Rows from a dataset
** Start **

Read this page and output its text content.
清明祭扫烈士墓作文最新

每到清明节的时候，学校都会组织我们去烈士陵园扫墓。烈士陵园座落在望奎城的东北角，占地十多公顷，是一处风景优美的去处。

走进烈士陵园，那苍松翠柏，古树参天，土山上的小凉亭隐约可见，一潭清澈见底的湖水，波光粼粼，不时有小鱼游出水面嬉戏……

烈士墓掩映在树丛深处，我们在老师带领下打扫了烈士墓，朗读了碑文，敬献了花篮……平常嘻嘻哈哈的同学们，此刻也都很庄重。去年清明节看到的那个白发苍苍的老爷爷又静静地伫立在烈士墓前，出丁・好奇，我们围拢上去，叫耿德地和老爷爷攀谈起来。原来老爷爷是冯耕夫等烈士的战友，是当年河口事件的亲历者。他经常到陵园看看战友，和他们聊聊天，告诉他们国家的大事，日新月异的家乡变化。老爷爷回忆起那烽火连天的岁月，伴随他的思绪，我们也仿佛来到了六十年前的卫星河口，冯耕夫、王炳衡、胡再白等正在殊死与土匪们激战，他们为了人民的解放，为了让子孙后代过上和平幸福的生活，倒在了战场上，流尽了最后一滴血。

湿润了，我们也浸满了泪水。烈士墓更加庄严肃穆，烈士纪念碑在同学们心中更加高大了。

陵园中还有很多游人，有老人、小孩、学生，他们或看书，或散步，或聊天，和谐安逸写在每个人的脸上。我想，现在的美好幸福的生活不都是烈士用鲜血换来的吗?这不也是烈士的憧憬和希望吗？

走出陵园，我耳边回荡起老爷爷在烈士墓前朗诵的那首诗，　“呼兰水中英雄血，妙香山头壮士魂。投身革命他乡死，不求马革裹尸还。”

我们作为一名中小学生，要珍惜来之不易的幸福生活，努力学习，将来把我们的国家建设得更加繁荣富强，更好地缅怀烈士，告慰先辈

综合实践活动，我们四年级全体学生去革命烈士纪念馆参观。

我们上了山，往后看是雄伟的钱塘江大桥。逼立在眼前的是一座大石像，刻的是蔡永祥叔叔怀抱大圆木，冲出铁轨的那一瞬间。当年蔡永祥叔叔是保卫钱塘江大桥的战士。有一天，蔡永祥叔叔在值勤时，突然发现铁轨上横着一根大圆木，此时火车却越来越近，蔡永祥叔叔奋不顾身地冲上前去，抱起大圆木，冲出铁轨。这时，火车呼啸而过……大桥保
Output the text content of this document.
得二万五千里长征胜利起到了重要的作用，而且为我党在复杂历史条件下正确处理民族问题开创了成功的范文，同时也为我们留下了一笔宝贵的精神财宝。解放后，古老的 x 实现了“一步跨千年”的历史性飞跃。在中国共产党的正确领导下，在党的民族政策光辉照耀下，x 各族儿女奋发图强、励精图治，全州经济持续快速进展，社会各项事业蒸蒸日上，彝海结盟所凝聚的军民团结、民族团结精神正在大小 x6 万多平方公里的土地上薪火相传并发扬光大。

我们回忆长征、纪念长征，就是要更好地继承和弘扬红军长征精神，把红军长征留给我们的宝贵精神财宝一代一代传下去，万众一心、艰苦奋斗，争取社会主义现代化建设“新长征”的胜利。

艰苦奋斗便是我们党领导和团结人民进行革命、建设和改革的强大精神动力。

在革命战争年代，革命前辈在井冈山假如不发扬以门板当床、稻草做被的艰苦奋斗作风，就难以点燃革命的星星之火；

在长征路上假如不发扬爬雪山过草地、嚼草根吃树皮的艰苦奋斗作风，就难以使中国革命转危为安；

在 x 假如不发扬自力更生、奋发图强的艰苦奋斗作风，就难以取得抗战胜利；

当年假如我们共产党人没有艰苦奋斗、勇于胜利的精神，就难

** End **

- Task prompt: Transcribe only the trailing portion of the entries above: the line that contains "Output the text content of this document." and each line after it.

- Answer to this problem:
Output the text content of this document.
得二万五千里长征胜利起到了重要的作用，而且为我党在复杂历史条件下正确处理民族问题开创了成功的范文，同时也为我们留下了一笔宝贵的精神财宝。解放后，古老的 x 实现了“一步跨千年”的历史性飞跃。在中国共产党的正确领导下，在党的民族政策光辉照耀下，x 各族儿女奋发图强、励精图治，全州经济持续快速进展，社会各项事业蒸蒸日上，彝海结盟所凝聚的军民团结、民族团结精神正在大小 x6 万多平方公里的土地上薪火相传并发扬光大。

我们回忆长征、纪念长征，就是要更好地继承和弘扬红军长征精神，把红军长征留给我们的宝贵精神财宝一代一代传下去，万众一心、艰苦奋斗，争取社会主义现代化建设“新长征”的胜利。

艰苦奋斗便是我们党领导和团结人民进行革命、建设和改革的强大精神动力。

在革命战争年代，革命前辈在井冈山假如不发扬以门板当床、稻草做被的艰苦奋斗作风，就难以点燃革命的星星之火；

在长征路上假如不发扬爬雪山过草地、嚼草根吃树皮的艰苦奋斗作风，就难以使中国革命转危为安；

在 x 假如不发扬自力更生、奋发图强的艰苦奋斗作风，就难以取得抗战胜利；

当年假如我们共产党人没有艰苦奋斗、勇于胜利的精神，就难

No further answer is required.